Data entries
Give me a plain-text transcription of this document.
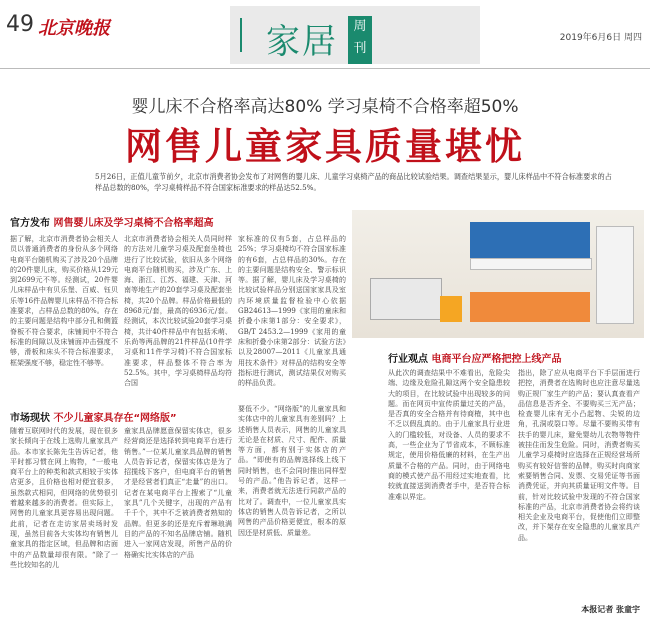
49 北京晚报	家居	周刊
2019年6月6日 周四
婴儿床不合格率高达80% 学习桌椅不合格率超50%
网售儿童家具质量堪忧
5月26日，正值儿童节前夕，北京市消费者协会发布了对网售的婴儿床、儿童学习桌椅产品的商品比较试验结果。调查结果显示，婴儿床样品中不符合标准要求的占样品总数的80%，学习桌椅样品不符合国家标准要求的样品达52.5%。
官方发布 网售婴儿床及学习桌椅不合格率超高
据了解，北京市消费者协会相关人员以普通消费者的身份从多个网络电商平台随机购买了涉及20个品牌的20件婴儿床，购买价格从129元到2699元不等。经测试，20件婴儿床样品中有贝乐堡、百威、钰贝乐等16件品牌婴儿床样品不符合标准要求，占样品总数的80%。存在的主要问题是结构中部分孔和侧篮脊板不符合要求，床铺间中不符合标准的间隙以及床铺面冲击强度不够，滑板和床头不符合标准要求，框架强度不够，稳定性不够等。
北京市消费者协会相关人员同时样的方法对儿童学习桌及配套坐椅也进行了比较试验，依旧从多个网络电商平台随机购买，涉及广东、上海、浙江、江苏、福建、天津、河南等地生产的20套学习桌及配套坐椅，共20个品牌。样品价格最低的8968元/套，最高的6936元/套。经测试，本次比较试验20套学习桌椅，共计40件样品中有包括禾萌、乐尚等两品牌的21件样品(10件学习桌和11件学习椅)不符合国家标准要求，样品整体不符合率为52.5%。其中，学习桌椅样品均符合国
家标准的仅有5套，占总样品的25%；学习桌椅均不符合国家标准的有6套，占总样品的30%。存在的主要问题是结构安全、警示标识等。据了解，婴儿床及学习桌椅的比较试验样品分别送国家家具及室内环境质量监督检验中心依据GB24613—1999《家用的童床和折叠小床第1部分：安全要求》，GB/T 2453.2—1999《家用的童床和折叠小床第2部分：试验方法》以及28007—2011《儿童家具通用技术条件》对样品的结构安全等指标进行测试，测试结果仅对购买的样品负责。
市场现状 不少儿童家具存在“网络版”
随着互联网时代的发展，现在很多家长倾向于在线上选购儿童家具产品。本市家长陈先生告诉记者，他平时都习惯在网上购物，“一般电商平台上的种类和款式相较于实体店更多，且价格也相对便宜很多，虽然款式相同，但网络的优势很引着越来越多的消费者。但实际上，网售的儿童家具更容易出现问题。此前，记者在走访家居卖场时发现，虽然目前各大实体均有销售儿童家具的指定区域，但品牌和店面中的产品数量却很有限。“除了一些比较知名的儿
童家具品牌愿意保留实体店，很多经营商还是选择转到电商平台进行销售。”一位某儿童家具品牌的销售人员告诉记者，保留实体店是为了招揽线下客户，但电商平台的销售才是经营者们真正“走量”的出口。记者在某电商平台上搜索了“儿童家具”几个关键字，出现的产品有千千个，其中不乏被消费者熟知的品牌。但更多的还是充斥着琳琅满目的产品的不知名品牌店铺。随机进入一家网店发现，所售产品的价格确实比实体店的产品
要低不少。“网络版”的儿童家具和实体店中的儿童家具有差别吗？上述销售人员表示，网售的儿童家具无论是在材质、尺寸、配件、质量等方面，都有别于实体店的产品。“即使有的品牌选择线上线下同时销售，也不会同时推出同样型号的产品。”他告诉记者，这样一来，消费者就无法进行同款产品的比对了。调查中，一位儿童家具实体店的销售人员告诉记者，之所以网售的产品价格更便宜，根本的原因还是材质低、质量差。
行业观点 电商平台应严格把控上线产品
从此次的调查结果中不难看出，危险尖端、边缘及危险孔隙这两个安全隐患较大的项目，在比较试验中出现较多的问题。而在网页中宣传质量过关的产品，是否真的安全合格并有待商榷，其中也不乏以假乱真的。由于儿童家具行业进入的门槛较低，对设备、人员的要求不高，一些企业为了节省成本，不顾标准规定，使用价格低廉的材料，在生产出质量不合格的产品。同时，由于网络电商的模式使产品不用经过实地查看，比较就直接送到消费者手中，是否符合标准难以界定。
指出，除了应从电商平台下手层面进行把控，消费者在选购时也应注意尽量选购正规厂家生产的产品；要认真查看产品信息是否齐全、不要购买三无产品；检查婴儿床有无小凸起物、尖锐的边角，孔洞或裂口等。尽量不要购买带有扶手的婴儿床，避免婴幼儿衣物等物件被挂住而发生危险。同时，消费者购买儿童学习桌椅时应选择在正规经营场所购买有较好信誉的品牌，购买时向商家索要销售合同、发票、交易凭证等书面消费凭证，并向其质量证明文件等。目前，针对比较试验中发现的不符合国家标准的产品，北京市消费者协会将约谈相关企业及电商平台，促使他们立即整改，并下架存在安全隐患的儿童家具产品。
本报记者 张童宇
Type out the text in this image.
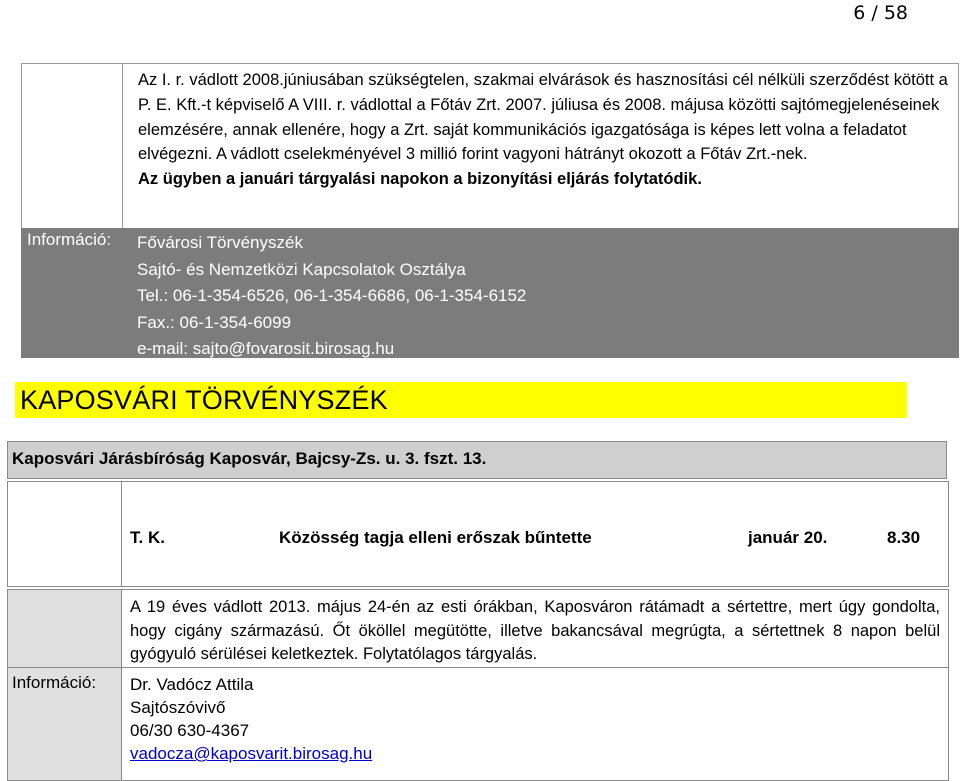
6 / 58
Az I. r. vádlott 2008.júniusában szükségtelen, szakmai elvárások és hasznosítási cél nélküli szerződést kötött a P. E. Kft.-t képviselő A VIII. r. vádlottal a Főtáv Zrt. 2007. júliusa és 2008. májusa közötti sajtómegjelenéseinek elemzésére, annak ellenére, hogy a Zrt. saját kommunikációs igazgatósága is képes lett volna a feladatot elvégezni. A vádlott cselekményével 3 millió forint vagyoni hátrányt okozott a Főtáv Zrt.-nek.
Az ügyben a januári tárgyalási napokon a bizonyítási eljárás folytatódik.
Információ: Fővárosi Törvényszék
Sajtó- és Nemzetközi Kapcsolatok Osztálya
Tel.: 06-1-354-6526, 06-1-354-6686, 06-1-354-6152
Fax.: 06-1-354-6099
e-mail: sajto@fovarosit.birosag.hu
KAPOSVÁRI TÖRVÉNYSZÉK
Kaposvári Járásbíróság Kaposvár, Bajcsy-Zs. u. 3. fszt. 13.
T. K.	Közösség tagja elleni erőszak bűntette	január 20.	8.30
A 19 éves vádlott 2013. május 24-én az esti órákban, Kaposváron rátámadt a sértettre, mert úgy gondolta, hogy cigány származású. Őt ököllel megütötte, illetve bakancsával megrúgta, a sértettnek 8 napon belül gyógyuló sérülései keletkeztek. Folytatólagos tárgyalás.
Információ: Dr. Vadócz Attila
Sajtószóvivő
06/30 630-4367
vadocza@kaposvarit.birosag.hu
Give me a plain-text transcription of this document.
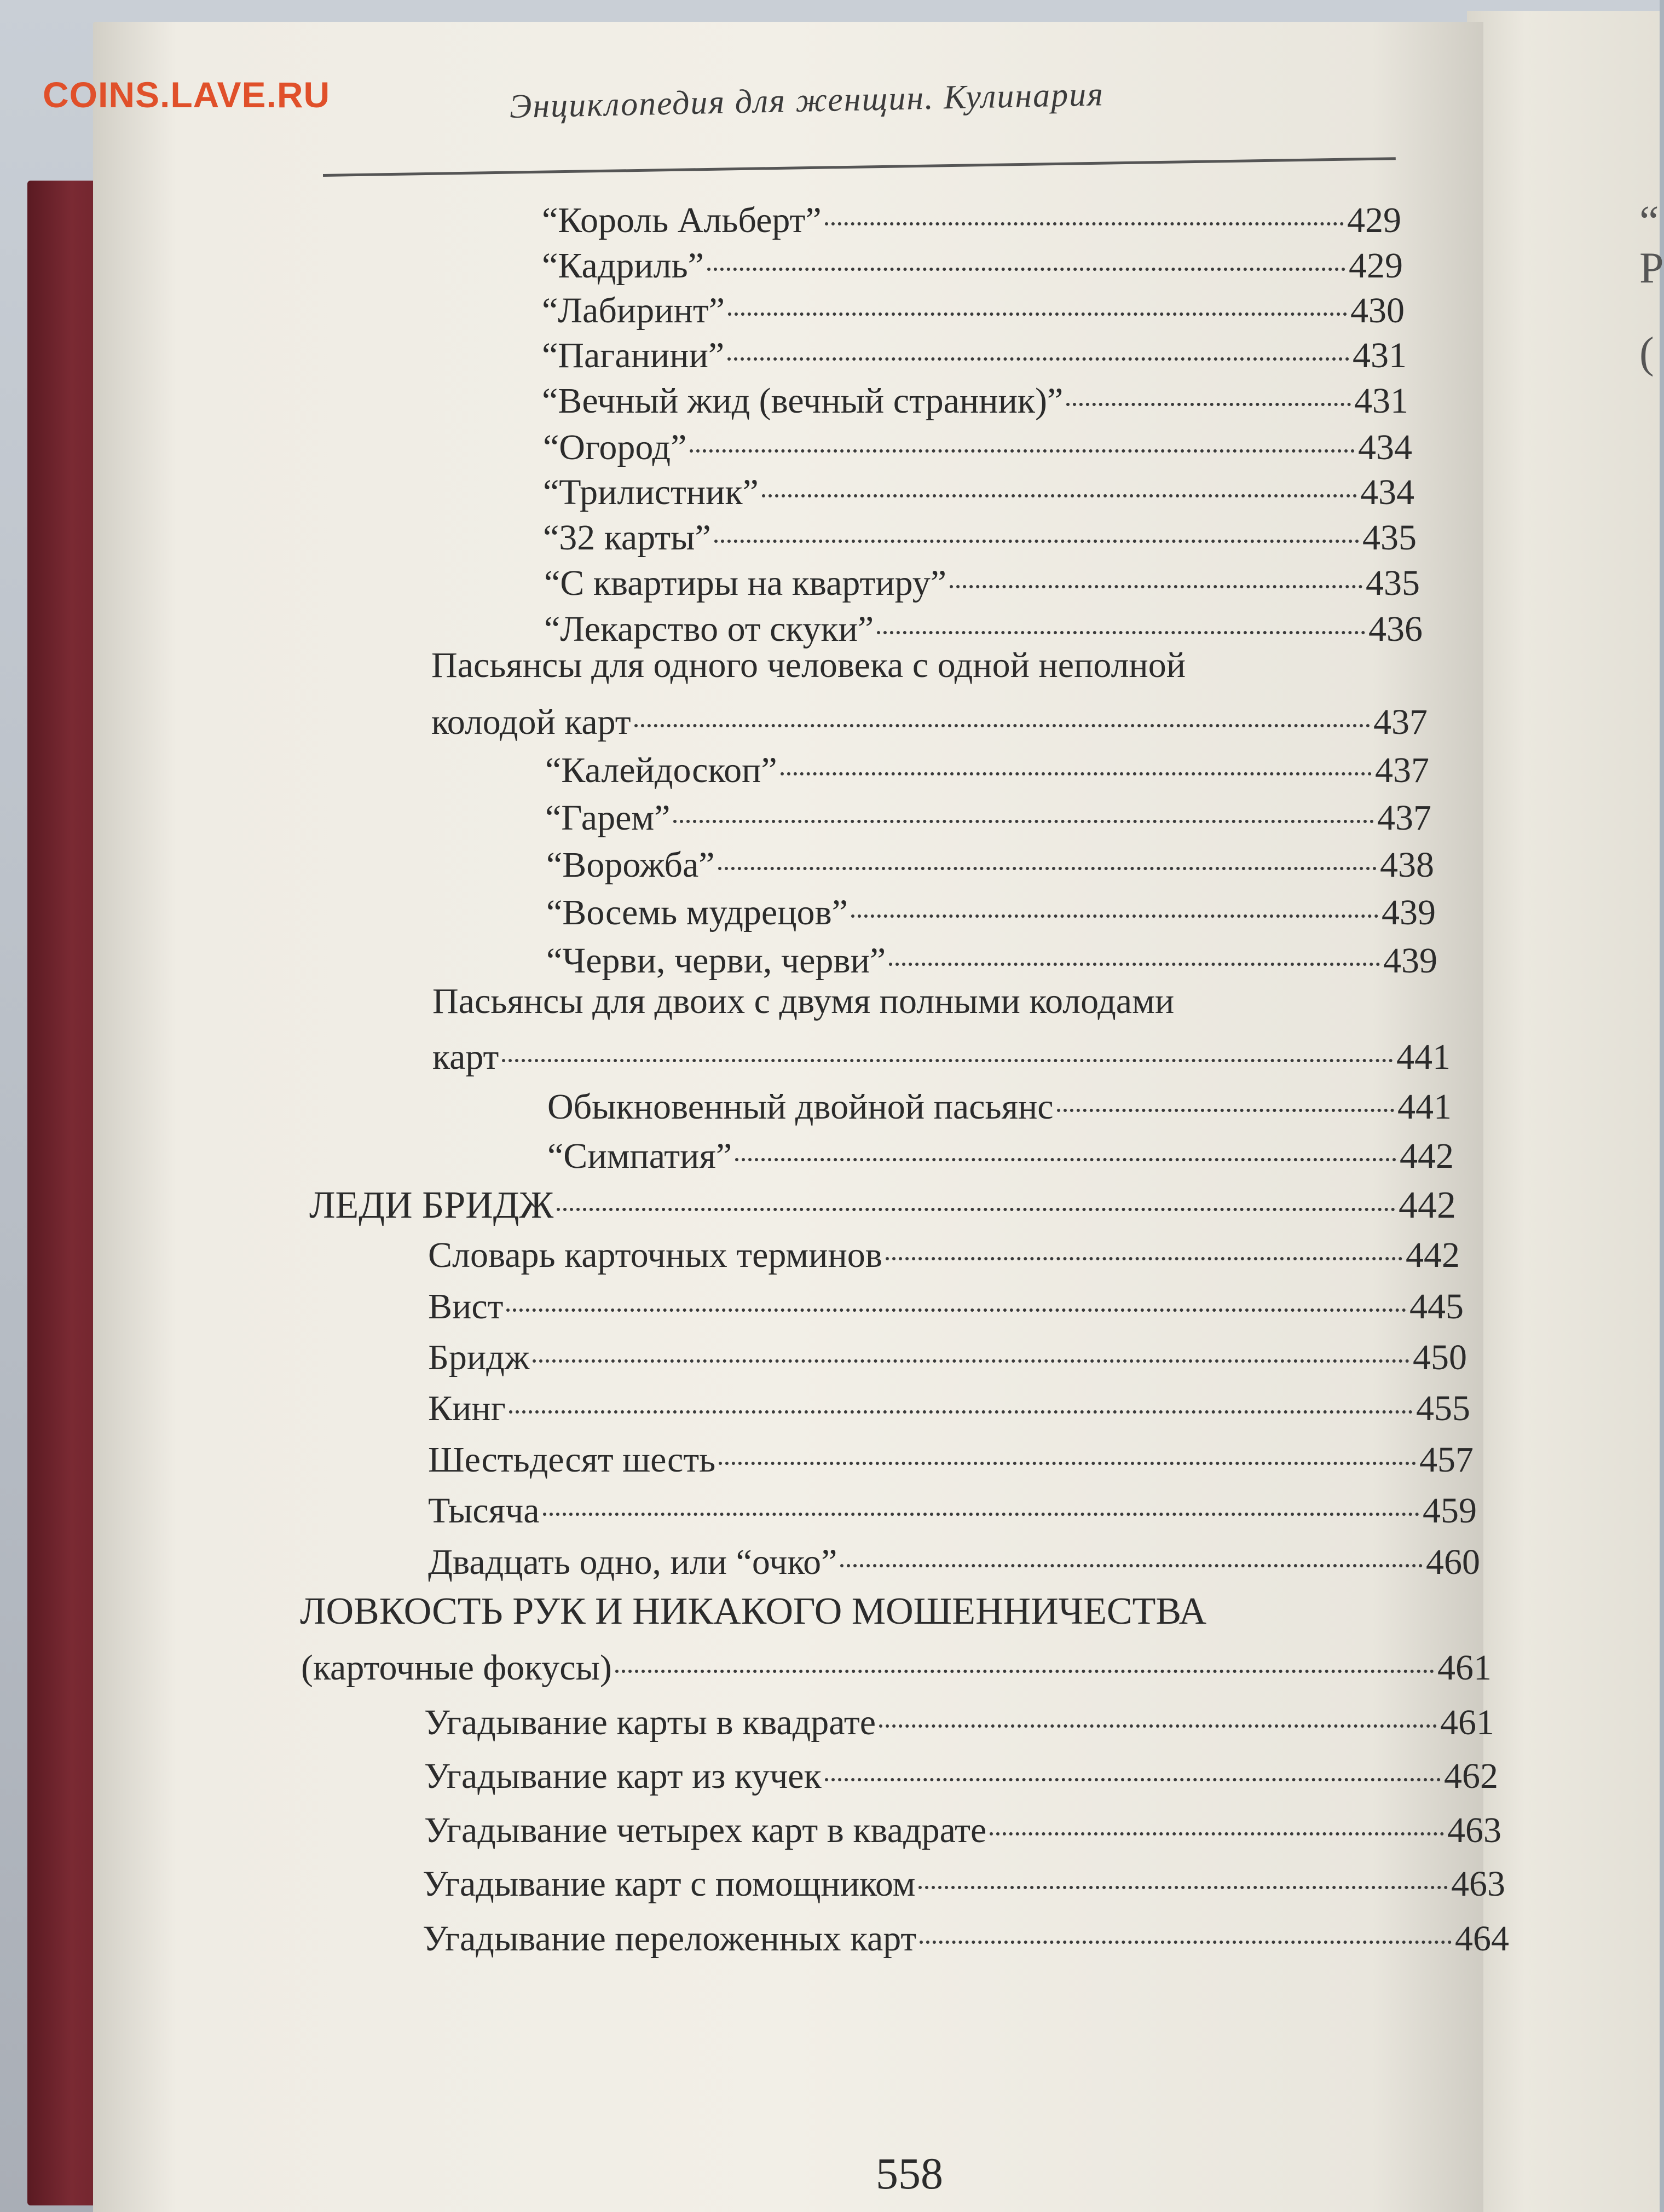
“
Р
(
COINS.LAVE.RU	Энциклопедия для женщин. Кулинария
“Король Альберт”	429
“Кадриль”	429
“Лабиринт”	430
“Паганини”	431
“Вечный жид (вечный странник)”	431
“Огород”	434
“Трилистник”	434
“32 карты”	435
“С квартиры на квартиру”	435
“Лекарство от скуки”	436
Пасьянсы для одного человека с одной неполной
колодой карт	437
“Калейдоскоп”	437
“Гарем”	437
“Ворожба”	438
“Восемь мудрецов”	439
“Черви, черви, черви”	439
Пасьянсы для двоих с двумя полными колодами
карт	441
Обыкновенный двойной пасьянс	441
“Симпатия”	442
ЛЕДИ БРИДЖ	442
Словарь карточных терминов	442
Вист	445
Бридж	450
Кинг	455
Шестьдесят шесть	457
Тысяча	459
Двадцать одно, или “очко”	460
ЛОВКОСТЬ РУК И НИКАКОГО МОШЕННИЧЕСТВА
(карточные фокусы)	461
Угадывание карты в квадрате	461
Угадывание карт из кучек	462
Угадывание четырех карт в квадрате	463
Угадывание карт с помощником	463
Угадывание переложенных карт	464
558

### Task requirements
Gather all the lines that include the word "карты" and copy them out.

### Full solution
“32 карты”	435
Угадывание карты в квадрате	461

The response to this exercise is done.